◆ **DATASET ENTRIES**:
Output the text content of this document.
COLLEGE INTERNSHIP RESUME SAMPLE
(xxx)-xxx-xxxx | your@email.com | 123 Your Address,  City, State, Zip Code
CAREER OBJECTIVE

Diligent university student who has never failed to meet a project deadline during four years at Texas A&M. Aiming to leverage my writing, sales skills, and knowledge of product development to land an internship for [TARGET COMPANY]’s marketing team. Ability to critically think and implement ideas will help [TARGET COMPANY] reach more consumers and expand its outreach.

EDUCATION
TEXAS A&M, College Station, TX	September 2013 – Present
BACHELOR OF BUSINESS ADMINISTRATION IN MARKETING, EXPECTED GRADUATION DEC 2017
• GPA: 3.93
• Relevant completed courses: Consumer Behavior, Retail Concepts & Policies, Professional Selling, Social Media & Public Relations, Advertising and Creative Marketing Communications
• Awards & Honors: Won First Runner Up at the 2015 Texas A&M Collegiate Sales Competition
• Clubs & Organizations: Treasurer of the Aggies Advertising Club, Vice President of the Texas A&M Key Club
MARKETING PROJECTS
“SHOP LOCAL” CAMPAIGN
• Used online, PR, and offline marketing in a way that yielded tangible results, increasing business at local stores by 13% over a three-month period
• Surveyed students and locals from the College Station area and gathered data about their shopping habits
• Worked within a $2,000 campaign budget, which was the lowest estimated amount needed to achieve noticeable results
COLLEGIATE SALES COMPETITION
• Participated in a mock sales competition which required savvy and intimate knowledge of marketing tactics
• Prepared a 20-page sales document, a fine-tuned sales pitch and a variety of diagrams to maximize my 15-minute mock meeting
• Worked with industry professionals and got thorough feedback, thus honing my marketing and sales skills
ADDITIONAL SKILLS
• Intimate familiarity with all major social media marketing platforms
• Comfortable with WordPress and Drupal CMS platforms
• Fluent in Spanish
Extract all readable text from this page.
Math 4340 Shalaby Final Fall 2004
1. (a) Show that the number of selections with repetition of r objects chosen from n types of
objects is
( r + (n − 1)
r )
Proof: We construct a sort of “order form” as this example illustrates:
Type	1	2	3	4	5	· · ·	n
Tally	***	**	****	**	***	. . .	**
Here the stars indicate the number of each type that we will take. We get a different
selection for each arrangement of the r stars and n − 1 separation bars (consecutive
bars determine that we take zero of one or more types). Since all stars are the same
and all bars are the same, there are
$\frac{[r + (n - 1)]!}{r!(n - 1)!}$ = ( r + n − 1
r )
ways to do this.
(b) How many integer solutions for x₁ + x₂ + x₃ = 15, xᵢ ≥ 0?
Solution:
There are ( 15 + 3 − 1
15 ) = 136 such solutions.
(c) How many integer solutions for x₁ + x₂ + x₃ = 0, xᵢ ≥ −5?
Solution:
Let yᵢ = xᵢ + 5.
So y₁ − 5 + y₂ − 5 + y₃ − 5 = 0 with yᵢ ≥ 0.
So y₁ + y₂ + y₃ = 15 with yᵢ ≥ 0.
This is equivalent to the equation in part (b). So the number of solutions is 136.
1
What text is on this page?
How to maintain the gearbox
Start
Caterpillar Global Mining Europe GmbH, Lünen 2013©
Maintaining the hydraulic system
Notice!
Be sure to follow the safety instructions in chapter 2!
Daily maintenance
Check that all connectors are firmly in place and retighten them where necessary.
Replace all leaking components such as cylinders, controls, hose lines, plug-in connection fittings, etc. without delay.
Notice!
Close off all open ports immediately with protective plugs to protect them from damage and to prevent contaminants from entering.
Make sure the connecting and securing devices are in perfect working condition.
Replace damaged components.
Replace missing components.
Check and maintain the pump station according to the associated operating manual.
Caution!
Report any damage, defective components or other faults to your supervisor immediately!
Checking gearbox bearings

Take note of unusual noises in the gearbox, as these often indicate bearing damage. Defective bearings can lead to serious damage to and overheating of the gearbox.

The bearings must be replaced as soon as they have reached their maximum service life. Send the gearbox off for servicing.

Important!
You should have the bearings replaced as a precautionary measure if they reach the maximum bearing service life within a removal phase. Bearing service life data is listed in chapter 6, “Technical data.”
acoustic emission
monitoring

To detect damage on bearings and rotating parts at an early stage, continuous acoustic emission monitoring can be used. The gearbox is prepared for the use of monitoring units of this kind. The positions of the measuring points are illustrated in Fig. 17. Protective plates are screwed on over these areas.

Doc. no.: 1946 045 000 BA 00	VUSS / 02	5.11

◆ **INSTRUCTIONS FOR THE TASK**:
Write the complete data out, exactly as above.

◆ **EXERCISE SOLUTION**:
Output the text content of this document.
COLLEGE INTERNSHIP RESUME SAMPLE
(xxx)-xxx-xxxx | your@email.com | 123 Your Address,  City, State, Zip Code
CAREER OBJECTIVE

Diligent university student who has never failed to meet a project deadline during four years at Texas A&M. Aiming to leverage my writing, sales skills, and knowledge of product development to land an internship for [TARGET COMPANY]’s marketing team. Ability to critically think and implement ideas will help [TARGET COMPANY] reach more consumers and expand its outreach.

EDUCATION
TEXAS A&M, College Station, TX	September 2013 – Present
BACHELOR OF BUSINESS ADMINISTRATION IN MARKETING, EXPECTED GRADUATION DEC 2017
• GPA: 3.93
• Relevant completed courses: Consumer Behavior, Retail Concepts & Policies, Professional Selling, Social Media & Public Relations, Advertising and Creative Marketing Communications
• Awards & Honors: Won First Runner Up at the 2015 Texas A&M Collegiate Sales Competition
• Clubs & Organizations: Treasurer of the Aggies Advertising Club, Vice President of the Texas A&M Key Club
MARKETING PROJECTS
“SHOP LOCAL” CAMPAIGN
• Used online, PR, and offline marketing in a way that yielded tangible results, increasing business at local stores by 13% over a three-month period
• Surveyed students and locals from the College Station area and gathered data about their shopping habits
• Worked within a $2,000 campaign budget, which was the lowest estimated amount needed to achieve noticeable results
COLLEGIATE SALES COMPETITION
• Participated in a mock sales competition which required savvy and intimate knowledge of marketing tactics
• Prepared a 20-page sales document, a fine-tuned sales pitch and a variety of diagrams to maximize my 15-minute mock meeting
• Worked with industry professionals and got thorough feedback, thus honing my marketing and sales skills
ADDITIONAL SKILLS
• Intimate familiarity with all major social media marketing platforms
• Comfortable with WordPress and Drupal CMS platforms
• Fluent in Spanish
Extract all readable text from this page.
Math 4340 Shalaby Final Fall 2004
1. (a) Show that the number of selections with repetition of r objects chosen from n types of
objects is
( r + (n − 1)
r )
Proof: We construct a sort of “order form” as this example illustrates:
Type	1	2	3	4	5	· · ·	n
Tally	***	**	****	**	***	. . .	**
Here the stars indicate the number of each type that we will take. We get a different
selection for each arrangement of the r stars and n − 1 separation bars (consecutive
bars determine that we take zero of one or more types). Since all stars are the same
and all bars are the same, there are
$\frac{[r + (n - 1)]!}{r!(n - 1)!}$ = ( r + n − 1
r )
ways to do this.
(b) How many integer solutions for x₁ + x₂ + x₃ = 15, xᵢ ≥ 0?
Solution:
There are ( 15 + 3 − 1
15 ) = 136 such solutions.
(c) How many integer solutions for x₁ + x₂ + x₃ = 0, xᵢ ≥ −5?
Solution:
Let yᵢ = xᵢ + 5.
So y₁ − 5 + y₂ − 5 + y₃ − 5 = 0 with yᵢ ≥ 0.
So y₁ + y₂ + y₃ = 15 with yᵢ ≥ 0.
This is equivalent to the equation in part (b). So the number of solutions is 136.
1
What text is on this page?
How to maintain the gearbox
Start
Caterpillar Global Mining Europe GmbH, Lünen 2013©
Maintaining the hydraulic system
Notice!
Be sure to follow the safety instructions in chapter 2!
Daily maintenance
Check that all connectors are firmly in place and retighten them where necessary.
Replace all leaking components such as cylinders, controls, hose lines, plug-in connection fittings, etc. without delay.
Notice!
Close off all open ports immediately with protective plugs to protect them from damage and to prevent contaminants from entering.
Make sure the connecting and securing devices are in perfect working condition.
Replace damaged components.
Replace missing components.
Check and maintain the pump station according to the associated operating manual.
Caution!
Report any damage, defective components or other faults to your supervisor immediately!
Checking gearbox bearings

Take note of unusual noises in the gearbox, as these often indicate bearing damage. Defective bearings can lead to serious damage to and overheating of the gearbox.

The bearings must be replaced as soon as they have reached their maximum service life. Send the gearbox off for servicing.

Important!
You should have the bearings replaced as a precautionary measure if they reach the maximum bearing service life within a removal phase. Bearing service life data is listed in chapter 6, “Technical data.”
acoustic emission
monitoring

To detect damage on bearings and rotating parts at an early stage, continuous acoustic emission monitoring can be used. The gearbox is prepared for the use of monitoring units of this kind. The positions of the measuring points are illustrated in Fig. 17. Protective plates are screwed on over these areas.

Doc. no.: 1946 045 000 BA 00	VUSS / 02	5.11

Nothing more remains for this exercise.